### [Page excerpt]
=-=-=-=-=

Also, replacement of hem rollers on conventional roller hemming apparatus is labor intensive and time consuming.

SUMMARY OF THE INVENTION

The present invention provides a push pull roller head that generates hemming pressure both by pushing and pulling, allowing for the utilization of a plurality of roller heads in a single station to act on a panel workpiece using push or pull force roller head orientations. For example, if the panel to be hemmed is in a stand up condition, roller hemming robots may be placed behind the flange area to be hemmed and use the “pull” function of the present roller head to hem the panel, and in the same station, additional robots can perform hemming from the front side of the panel using a “push” force. The present invention provides for the reduction of hemming tooling stations, reduction of plant floor use, and increase in system throughput within one station.

The present roller head may also have a programmable regulator integrated with the head that allows roller head hemming pressure changes to occur during cycle or as needed when switching between specific model requirements.

More particularly, a roller hemming apparatus in accordance with the present invention includes a linear actuator mountable on an end of a multi-axis robotic arm. The linear actuator includes a connector. A roller hemming head is mounted on the linear actuator by the connector. The roller hemming head includes at least one hem roller. The roller hemming head performs both push force and pull force roller hemming operations.

In one embodiment, the connector may be a quick release connector. The linear actuator may include a housing assembly and a piston rod assembly slidable within the housing assembly. The piston rod assembly may include a piston rod extending from the housing assembly and including the connector on a distal end thereof. The housing assembly may include an internal spline and the piston rod may include an external spline cooperable with the internal spline to restrict axial rotation of the piston rod and mounted roller hemming head. The roller hemming head may include a plurality of different hem rollers. One of the hem rollers may be a pull-type hem roller and another of the hem rollers may be a push-type hem roller. Also, one of the hem rollers may be configured to fit into smaller clearances than another of the hem rollers.

A method of roller hemming in accordance with the present invention includes the steps of mounting a linear actuator on an end of a multi-axis robotic arm, the linear actuator including a connector; mounting a roller hemming head on the linear actuator by the connector, the roller hemming head including at least one hem roller; and performing both push force and pull force roller hemming operations with the roller hemming head.

In one embodiment, the connector is a quick release connector, and the method includes the step of exchanging the roller hemming head with another roller hemming head. The method may include the step of restricting axial rotation of the roller hemming head by providing a spline in the linear actuator. The method may include the step of operating the linear actuator to adjust a magnitude of the hemming force applied by the hem roller. The method may include the step of providing a plurality of different hem rollers on the roller hemming head. The method may include the step of mounting a pull-type hem roller on the roller hemming head and mounting a push-type hem roller on the roller hemming head. Also, the method may include the step of mounting a hem roller on the roller hemming head that is configured to fit into smaller clearances than another hem roller mounted on the roller hemming head.

These and other features and advantages of the invention will be more fully understood from the following detailed description of the invention taken together with the accompanying drawings.

=-=-=-=-=

### [Exercise prompt]
Revise the roller hemming text, starting at the words "The present invention provides a" and stopping after "within one station.", so that "robots" is replaced with "manipulators". You won't need the records.

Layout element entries
=-=-=-=-=

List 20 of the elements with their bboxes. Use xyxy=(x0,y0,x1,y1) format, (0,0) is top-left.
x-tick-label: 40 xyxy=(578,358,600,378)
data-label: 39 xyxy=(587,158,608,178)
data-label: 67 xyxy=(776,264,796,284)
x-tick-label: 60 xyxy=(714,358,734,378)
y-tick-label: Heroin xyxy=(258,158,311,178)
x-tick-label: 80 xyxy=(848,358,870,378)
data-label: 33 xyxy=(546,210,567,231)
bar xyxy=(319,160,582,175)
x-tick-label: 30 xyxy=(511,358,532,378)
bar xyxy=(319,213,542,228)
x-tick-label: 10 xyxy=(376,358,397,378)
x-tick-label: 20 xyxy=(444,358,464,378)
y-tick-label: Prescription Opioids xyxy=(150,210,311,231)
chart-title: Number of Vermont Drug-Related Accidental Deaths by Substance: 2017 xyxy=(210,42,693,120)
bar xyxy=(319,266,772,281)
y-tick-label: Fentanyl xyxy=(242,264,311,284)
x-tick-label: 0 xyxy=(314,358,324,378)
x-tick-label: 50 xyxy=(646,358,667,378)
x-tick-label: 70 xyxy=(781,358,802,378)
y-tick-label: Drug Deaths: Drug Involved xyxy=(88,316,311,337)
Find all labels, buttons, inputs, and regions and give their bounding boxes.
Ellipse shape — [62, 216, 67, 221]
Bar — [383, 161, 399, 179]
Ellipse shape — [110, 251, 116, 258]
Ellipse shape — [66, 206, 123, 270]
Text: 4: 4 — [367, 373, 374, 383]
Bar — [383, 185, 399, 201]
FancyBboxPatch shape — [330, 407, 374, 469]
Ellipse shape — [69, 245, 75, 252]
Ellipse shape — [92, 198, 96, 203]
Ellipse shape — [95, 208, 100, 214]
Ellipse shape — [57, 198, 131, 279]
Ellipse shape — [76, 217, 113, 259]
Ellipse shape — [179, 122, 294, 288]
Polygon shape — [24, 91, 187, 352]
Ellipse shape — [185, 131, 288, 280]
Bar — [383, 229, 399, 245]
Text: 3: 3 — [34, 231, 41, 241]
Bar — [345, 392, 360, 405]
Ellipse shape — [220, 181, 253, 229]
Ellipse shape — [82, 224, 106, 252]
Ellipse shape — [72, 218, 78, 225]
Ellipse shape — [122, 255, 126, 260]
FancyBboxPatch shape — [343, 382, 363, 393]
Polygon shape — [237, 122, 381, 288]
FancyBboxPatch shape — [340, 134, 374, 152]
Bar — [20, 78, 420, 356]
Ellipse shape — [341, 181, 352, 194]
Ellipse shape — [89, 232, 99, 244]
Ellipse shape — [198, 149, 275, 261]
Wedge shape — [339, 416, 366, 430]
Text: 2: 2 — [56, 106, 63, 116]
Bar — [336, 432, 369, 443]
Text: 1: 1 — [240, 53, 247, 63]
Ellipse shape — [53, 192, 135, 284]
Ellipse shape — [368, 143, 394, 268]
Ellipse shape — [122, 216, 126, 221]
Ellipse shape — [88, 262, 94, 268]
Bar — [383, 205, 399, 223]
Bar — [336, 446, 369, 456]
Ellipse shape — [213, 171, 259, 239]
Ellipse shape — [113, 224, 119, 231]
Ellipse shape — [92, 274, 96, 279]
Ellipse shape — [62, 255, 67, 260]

=-=-=-=-=

### [Full response]
The present invention provides a push pull roller head that generates hemming pressure both by pushing and pulling, allowing for the utilization of a plurality of roller heads in a single station to act on a panel workpiece using push or pull force roller head orientations. For example, if the panel to be hemmed is in a stand up condition, roller hemming manipulators may be placed behind the flange area to be hemmed and use the “pull” function of the present roller head to hem the panel, and in the same station, additional manipulators can perform hemming from the front side of the panel using a “push” force. The present invention provides for the reduction of hemming tooling stations, reduction of plant floor use, and increase in system throughput within one station.